[Entries from a dataset]
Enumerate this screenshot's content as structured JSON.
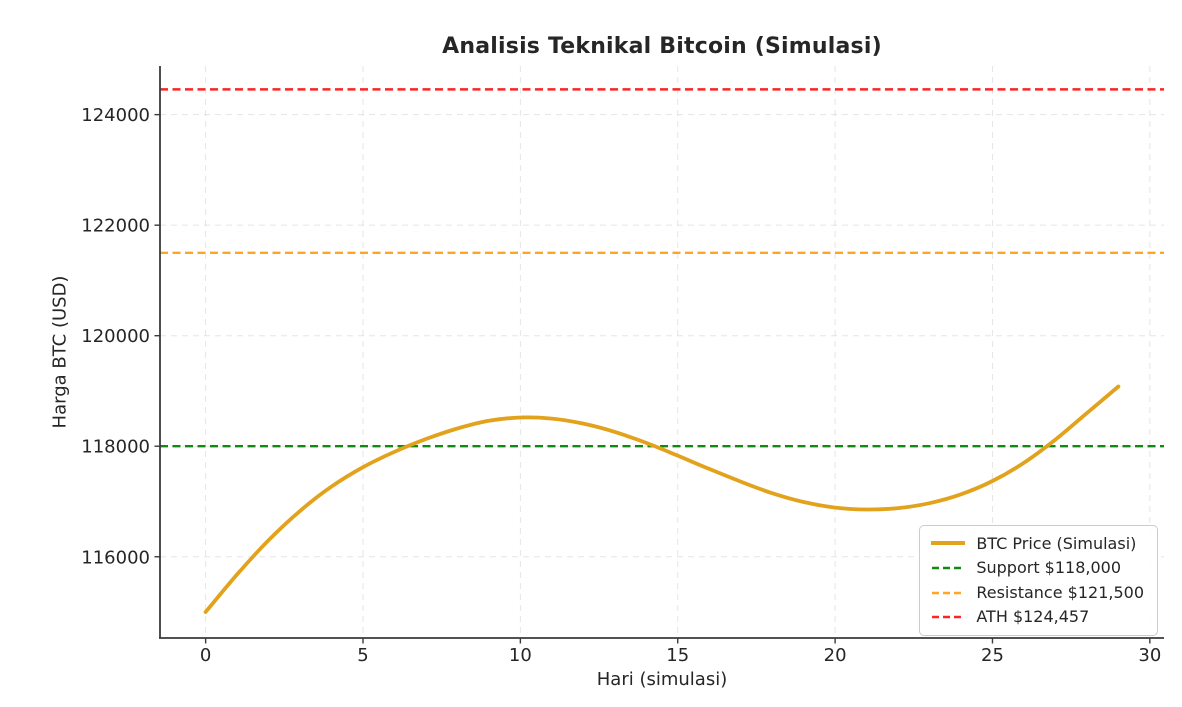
{
  "chart_data": {
    "type": "line",
    "title": "Analisis Teknikal Bitcoin (Simulasi)",
    "xlabel": "Hari (simulasi)",
    "ylabel": "Harga BTC (USD)",
    "x": [
      0,
      1,
      2,
      3,
      4,
      5,
      6,
      7,
      8,
      9,
      10,
      11,
      12,
      13,
      14,
      15,
      16,
      17,
      18,
      19,
      20,
      21,
      22,
      23,
      24,
      25,
      26,
      27,
      28,
      29
    ],
    "series": [
      {
        "name": "BTC Price (Simulasi)",
        "color": "#e2a21b",
        "line_style": "solid",
        "line_width": 3.8,
        "values": [
          115000,
          115680,
          116300,
          116830,
          117270,
          117620,
          117900,
          118130,
          118320,
          118460,
          118520,
          118500,
          118410,
          118260,
          118060,
          117830,
          117590,
          117360,
          117150,
          116990,
          116890,
          116855,
          116880,
          116970,
          117130,
          117370,
          117700,
          118120,
          118600,
          119080
        ]
      }
    ],
    "reference_lines": [
      {
        "name": "Support $118,000",
        "value": 118000,
        "color": "#108a10",
        "line_style": "dashed"
      },
      {
        "name": "Resistance $121,500",
        "value": 121500,
        "color": "#ffa524",
        "line_style": "dashed"
      },
      {
        "name": "ATH $124,457",
        "value": 124457,
        "color": "#fb2525",
        "line_style": "dashed"
      }
    ],
    "xticks": [
      0,
      5,
      10,
      15,
      20,
      25,
      30
    ],
    "yticks": [
      116000,
      118000,
      120000,
      122000,
      124000
    ],
    "xlim": [
      -1.45,
      30.45
    ],
    "ylim": [
      114530,
      124880
    ],
    "grid": {
      "visible": true,
      "style": "dashed",
      "color": "#d4d4d4"
    },
    "legend": {
      "position": "lower right",
      "entries": [
        {
          "label": "BTC Price (Simulasi)",
          "color": "#e2a21b",
          "style": "solid"
        },
        {
          "label": "Support $118,000",
          "color": "#108a10",
          "style": "dashed"
        },
        {
          "label": "Resistance $121,500",
          "color": "#ffa524",
          "style": "dashed"
        },
        {
          "label": "ATH $124,457",
          "color": "#fb2525",
          "style": "dashed"
        }
      ]
    }
  },
  "style": {
    "background": "#ffffff",
    "text_color": "#262626",
    "spine_color": "#3a3a3a",
    "grid_color": "#d4d4d4",
    "legend_border": "#cccccc"
  }
}
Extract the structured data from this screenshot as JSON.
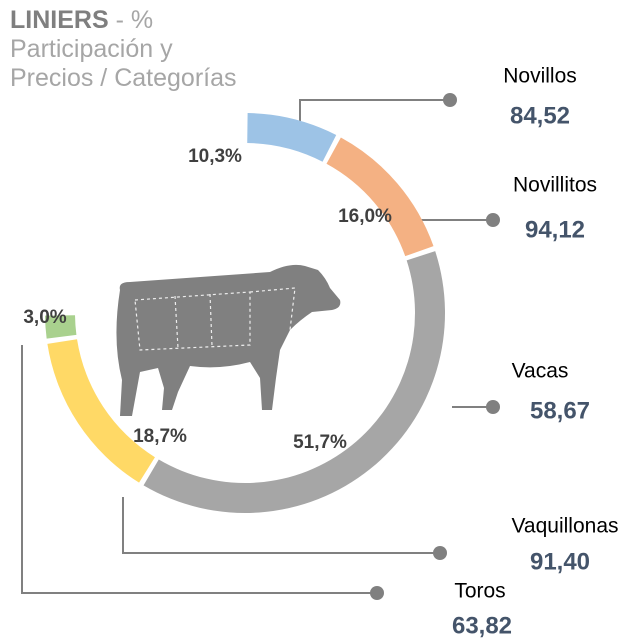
{
  "chart_data": {
    "type": "donut",
    "title_bold": "LINIERS",
    "title_rest": "- % Participación y Precios / Categorías",
    "categories": [
      "Novillos",
      "Novillitos",
      "Vacas",
      "Vaquillonas",
      "Toros"
    ],
    "values": [
      10.3,
      16.0,
      51.7,
      18.7,
      3.0
    ],
    "value_labels": [
      "10,3%",
      "16,0%",
      "51,7%",
      "18,7%",
      "3,0%"
    ],
    "colors": [
      "#9dc3e6",
      "#f4b183",
      "#a6a6a6",
      "#ffd966",
      "#a9d18e"
    ],
    "prices": [
      84.52,
      94.12,
      58.67,
      91.4,
      63.82
    ],
    "price_labels": [
      "84,52",
      "94,12",
      "58,67",
      "91,40",
      "63,82"
    ]
  }
}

** EXERCISE REQUIREMENTS **
Copy all lines of the material above where the string "JSON" occurs.

** RESPONSE BELOW **
Enumerate this screenshot's content as structured JSON.
Extract the structured data from this screenshot as JSON.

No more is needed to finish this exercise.